# Task directions
Search the material below for the string "malnutrition" and list each line that holds it.

# Given records
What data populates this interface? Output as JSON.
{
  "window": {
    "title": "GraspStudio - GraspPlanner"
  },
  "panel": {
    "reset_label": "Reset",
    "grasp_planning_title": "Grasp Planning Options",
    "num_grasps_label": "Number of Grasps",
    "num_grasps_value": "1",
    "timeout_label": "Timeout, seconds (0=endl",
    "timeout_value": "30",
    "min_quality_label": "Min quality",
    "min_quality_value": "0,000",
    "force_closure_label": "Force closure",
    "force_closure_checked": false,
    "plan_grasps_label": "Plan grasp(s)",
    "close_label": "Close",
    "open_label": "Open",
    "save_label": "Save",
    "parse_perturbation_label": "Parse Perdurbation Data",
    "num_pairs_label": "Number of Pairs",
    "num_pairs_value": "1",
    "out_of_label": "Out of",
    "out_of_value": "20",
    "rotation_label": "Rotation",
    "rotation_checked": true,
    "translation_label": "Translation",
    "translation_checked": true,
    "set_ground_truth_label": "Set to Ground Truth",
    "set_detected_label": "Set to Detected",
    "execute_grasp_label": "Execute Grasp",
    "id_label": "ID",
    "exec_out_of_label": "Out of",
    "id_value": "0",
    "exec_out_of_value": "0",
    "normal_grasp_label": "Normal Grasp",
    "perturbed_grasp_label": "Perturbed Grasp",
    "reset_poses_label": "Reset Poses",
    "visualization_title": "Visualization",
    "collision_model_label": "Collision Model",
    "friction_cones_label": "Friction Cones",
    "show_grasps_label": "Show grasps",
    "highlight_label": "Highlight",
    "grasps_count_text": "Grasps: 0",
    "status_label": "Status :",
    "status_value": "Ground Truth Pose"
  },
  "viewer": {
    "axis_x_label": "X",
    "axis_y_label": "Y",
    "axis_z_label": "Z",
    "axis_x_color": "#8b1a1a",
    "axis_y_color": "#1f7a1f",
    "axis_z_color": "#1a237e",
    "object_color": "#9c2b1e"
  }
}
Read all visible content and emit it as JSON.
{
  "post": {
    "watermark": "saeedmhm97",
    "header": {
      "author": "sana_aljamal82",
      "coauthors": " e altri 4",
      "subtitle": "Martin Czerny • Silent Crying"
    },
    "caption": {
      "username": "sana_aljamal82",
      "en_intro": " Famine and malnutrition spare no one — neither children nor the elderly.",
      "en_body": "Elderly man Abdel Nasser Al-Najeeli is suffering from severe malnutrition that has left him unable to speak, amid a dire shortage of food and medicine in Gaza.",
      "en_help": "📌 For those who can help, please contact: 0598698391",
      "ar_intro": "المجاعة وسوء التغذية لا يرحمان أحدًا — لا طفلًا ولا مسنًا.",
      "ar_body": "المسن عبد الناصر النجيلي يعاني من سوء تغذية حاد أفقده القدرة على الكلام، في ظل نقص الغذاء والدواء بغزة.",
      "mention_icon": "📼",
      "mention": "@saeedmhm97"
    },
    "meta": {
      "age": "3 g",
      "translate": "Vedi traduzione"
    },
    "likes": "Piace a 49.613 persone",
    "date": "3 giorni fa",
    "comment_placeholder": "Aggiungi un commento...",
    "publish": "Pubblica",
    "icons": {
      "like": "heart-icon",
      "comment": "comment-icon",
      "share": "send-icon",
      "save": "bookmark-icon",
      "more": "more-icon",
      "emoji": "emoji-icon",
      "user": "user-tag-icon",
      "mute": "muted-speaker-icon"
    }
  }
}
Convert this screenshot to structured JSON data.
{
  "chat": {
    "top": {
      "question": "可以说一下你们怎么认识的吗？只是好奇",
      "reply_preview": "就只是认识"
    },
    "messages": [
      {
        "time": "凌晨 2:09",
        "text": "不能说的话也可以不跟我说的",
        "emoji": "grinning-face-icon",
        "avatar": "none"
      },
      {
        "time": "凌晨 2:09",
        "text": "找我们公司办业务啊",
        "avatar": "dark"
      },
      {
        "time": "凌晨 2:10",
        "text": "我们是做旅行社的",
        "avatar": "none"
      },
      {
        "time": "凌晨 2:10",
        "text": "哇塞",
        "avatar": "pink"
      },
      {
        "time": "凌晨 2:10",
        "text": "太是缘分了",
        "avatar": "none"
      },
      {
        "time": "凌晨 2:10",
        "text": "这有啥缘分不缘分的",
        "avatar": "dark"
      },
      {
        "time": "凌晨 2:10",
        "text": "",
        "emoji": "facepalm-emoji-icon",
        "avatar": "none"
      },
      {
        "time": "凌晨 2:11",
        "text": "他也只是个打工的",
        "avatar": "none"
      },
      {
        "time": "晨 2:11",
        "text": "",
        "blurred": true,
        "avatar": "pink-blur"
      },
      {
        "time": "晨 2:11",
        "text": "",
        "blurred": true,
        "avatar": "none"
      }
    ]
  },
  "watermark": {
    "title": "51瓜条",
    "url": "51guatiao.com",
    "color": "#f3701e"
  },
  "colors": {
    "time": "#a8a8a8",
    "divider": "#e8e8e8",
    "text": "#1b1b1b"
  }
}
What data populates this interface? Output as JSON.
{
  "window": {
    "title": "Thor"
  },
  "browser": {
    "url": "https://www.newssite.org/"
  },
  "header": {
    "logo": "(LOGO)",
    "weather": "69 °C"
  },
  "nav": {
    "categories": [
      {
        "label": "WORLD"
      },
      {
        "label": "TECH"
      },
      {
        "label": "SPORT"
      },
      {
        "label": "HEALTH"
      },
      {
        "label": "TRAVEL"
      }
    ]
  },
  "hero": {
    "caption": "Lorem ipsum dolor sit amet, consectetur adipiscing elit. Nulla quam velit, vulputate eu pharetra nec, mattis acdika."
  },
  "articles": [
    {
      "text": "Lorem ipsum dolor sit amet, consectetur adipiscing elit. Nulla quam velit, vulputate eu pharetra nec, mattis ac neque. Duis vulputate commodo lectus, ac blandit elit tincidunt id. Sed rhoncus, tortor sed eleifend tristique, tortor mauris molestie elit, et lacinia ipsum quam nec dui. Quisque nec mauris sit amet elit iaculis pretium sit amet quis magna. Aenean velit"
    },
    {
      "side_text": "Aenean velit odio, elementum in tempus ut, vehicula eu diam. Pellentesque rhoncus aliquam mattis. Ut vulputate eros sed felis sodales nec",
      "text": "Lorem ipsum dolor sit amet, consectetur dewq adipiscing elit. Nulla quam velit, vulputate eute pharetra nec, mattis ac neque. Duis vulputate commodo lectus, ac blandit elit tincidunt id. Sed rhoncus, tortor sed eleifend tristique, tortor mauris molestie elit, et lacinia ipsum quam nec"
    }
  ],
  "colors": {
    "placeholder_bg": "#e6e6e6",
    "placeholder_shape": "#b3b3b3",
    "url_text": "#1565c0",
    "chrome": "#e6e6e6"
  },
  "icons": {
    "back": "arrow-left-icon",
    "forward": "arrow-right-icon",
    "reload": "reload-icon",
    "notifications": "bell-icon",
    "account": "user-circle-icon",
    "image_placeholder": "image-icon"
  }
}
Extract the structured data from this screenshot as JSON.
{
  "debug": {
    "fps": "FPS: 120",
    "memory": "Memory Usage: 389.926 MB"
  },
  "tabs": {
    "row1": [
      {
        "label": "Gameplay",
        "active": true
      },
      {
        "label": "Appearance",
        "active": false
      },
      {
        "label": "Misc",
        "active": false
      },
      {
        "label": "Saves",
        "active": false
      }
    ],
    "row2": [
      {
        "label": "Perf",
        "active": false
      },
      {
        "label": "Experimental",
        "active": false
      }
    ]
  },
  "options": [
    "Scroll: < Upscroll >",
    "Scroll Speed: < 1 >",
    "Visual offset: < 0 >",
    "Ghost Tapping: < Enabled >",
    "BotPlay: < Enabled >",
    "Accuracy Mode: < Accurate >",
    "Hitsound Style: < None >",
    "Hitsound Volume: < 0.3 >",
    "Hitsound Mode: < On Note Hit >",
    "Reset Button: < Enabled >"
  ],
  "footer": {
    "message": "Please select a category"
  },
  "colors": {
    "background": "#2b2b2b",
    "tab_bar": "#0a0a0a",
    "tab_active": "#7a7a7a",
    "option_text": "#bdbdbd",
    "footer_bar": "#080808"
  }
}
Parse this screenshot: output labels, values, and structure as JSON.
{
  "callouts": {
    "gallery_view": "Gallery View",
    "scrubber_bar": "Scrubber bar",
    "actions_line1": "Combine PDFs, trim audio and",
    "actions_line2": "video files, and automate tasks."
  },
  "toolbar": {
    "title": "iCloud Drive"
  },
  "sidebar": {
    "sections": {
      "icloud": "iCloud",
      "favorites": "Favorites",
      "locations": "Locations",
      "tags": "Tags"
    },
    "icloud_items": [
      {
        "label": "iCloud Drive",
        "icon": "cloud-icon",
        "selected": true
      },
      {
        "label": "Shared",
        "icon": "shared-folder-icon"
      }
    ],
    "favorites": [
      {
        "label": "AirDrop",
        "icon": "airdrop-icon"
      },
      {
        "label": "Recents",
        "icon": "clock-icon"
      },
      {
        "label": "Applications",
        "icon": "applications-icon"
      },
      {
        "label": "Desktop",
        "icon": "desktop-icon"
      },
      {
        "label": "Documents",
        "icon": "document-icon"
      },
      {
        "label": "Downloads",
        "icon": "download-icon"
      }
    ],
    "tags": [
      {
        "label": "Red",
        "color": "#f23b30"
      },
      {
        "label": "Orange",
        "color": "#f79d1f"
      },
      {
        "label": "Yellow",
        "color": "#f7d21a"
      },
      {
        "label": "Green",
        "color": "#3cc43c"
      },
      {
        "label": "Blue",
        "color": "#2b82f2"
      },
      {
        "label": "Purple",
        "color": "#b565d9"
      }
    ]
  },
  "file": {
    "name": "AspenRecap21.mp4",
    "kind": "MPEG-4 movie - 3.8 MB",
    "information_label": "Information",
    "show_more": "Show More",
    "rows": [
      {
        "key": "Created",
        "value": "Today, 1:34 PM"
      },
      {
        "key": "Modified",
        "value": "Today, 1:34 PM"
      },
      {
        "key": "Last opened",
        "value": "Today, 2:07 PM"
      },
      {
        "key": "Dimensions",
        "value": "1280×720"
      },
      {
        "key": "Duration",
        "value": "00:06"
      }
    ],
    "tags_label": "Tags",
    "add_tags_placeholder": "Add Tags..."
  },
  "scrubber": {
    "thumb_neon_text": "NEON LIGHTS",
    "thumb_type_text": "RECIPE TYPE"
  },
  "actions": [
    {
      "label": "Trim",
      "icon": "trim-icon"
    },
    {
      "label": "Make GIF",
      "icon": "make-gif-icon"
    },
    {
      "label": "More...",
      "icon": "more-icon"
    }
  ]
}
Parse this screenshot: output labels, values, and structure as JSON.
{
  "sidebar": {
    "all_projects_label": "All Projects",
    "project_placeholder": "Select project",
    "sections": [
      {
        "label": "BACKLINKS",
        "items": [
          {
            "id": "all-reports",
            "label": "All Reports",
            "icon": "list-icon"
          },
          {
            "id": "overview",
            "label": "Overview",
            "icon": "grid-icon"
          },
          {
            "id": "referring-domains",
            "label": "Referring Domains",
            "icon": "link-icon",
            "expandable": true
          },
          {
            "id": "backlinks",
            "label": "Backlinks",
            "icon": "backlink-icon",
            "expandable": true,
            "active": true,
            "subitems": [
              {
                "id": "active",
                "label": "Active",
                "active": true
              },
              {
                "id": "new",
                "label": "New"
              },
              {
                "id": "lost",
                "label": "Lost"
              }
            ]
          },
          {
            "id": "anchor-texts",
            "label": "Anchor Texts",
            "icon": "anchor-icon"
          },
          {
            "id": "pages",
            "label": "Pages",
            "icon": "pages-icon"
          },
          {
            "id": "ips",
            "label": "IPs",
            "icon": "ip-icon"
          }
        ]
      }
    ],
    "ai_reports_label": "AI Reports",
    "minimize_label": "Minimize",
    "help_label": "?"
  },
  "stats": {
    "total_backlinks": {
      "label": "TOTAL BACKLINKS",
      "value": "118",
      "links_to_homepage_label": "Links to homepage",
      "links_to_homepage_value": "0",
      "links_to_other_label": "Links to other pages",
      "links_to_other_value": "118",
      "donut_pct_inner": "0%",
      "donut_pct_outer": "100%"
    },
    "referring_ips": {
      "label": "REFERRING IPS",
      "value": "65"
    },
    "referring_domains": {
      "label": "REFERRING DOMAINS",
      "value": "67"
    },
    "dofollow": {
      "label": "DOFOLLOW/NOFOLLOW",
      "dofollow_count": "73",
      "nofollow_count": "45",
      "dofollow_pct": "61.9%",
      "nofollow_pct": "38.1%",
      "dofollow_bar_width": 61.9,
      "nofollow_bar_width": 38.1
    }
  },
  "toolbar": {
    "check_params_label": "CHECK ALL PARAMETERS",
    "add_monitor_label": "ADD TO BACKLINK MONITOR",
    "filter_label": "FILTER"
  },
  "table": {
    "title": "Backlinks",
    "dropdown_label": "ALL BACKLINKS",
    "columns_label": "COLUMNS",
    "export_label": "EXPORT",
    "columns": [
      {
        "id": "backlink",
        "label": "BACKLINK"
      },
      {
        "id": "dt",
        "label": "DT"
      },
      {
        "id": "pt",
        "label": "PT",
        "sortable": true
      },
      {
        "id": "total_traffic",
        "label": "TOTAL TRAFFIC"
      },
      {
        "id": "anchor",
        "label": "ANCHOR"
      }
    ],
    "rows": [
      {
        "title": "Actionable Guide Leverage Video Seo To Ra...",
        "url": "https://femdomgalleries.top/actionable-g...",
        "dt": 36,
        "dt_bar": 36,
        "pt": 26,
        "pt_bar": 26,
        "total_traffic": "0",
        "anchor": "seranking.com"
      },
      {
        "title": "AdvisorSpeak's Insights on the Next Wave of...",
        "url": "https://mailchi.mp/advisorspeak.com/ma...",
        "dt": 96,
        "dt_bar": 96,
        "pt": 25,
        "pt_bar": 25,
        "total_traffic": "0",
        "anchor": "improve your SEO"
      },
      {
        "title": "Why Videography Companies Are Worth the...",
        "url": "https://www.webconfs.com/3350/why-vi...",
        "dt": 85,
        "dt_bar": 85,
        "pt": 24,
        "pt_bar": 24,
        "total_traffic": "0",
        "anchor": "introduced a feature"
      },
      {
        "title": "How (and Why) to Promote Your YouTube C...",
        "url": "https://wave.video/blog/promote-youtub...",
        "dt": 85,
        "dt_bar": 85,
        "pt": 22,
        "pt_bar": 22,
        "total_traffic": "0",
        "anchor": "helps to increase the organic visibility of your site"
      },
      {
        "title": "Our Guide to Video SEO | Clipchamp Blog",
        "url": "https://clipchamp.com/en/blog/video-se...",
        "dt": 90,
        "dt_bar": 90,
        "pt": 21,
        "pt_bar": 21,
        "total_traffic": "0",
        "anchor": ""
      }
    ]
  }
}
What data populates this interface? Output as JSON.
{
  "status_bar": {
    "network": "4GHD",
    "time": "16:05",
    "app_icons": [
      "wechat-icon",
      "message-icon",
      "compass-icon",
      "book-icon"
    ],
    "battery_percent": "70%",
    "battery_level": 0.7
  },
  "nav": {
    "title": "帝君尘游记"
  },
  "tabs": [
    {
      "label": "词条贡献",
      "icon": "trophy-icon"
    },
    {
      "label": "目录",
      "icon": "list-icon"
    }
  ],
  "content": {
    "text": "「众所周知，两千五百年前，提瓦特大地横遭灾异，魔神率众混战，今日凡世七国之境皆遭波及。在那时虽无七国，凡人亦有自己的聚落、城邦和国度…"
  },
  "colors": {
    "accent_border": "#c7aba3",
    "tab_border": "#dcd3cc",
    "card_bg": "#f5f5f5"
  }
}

# Worked solution
      "en_intro": " Famine and malnutrition spare no one — neither children nor the elderly.",
      "en_body": "Elderly man Abdel Nasser Al-Najeeli is suffering from severe malnutrition that has left him unable to speak, amid a dire shortage of food and medicine in Gaza.",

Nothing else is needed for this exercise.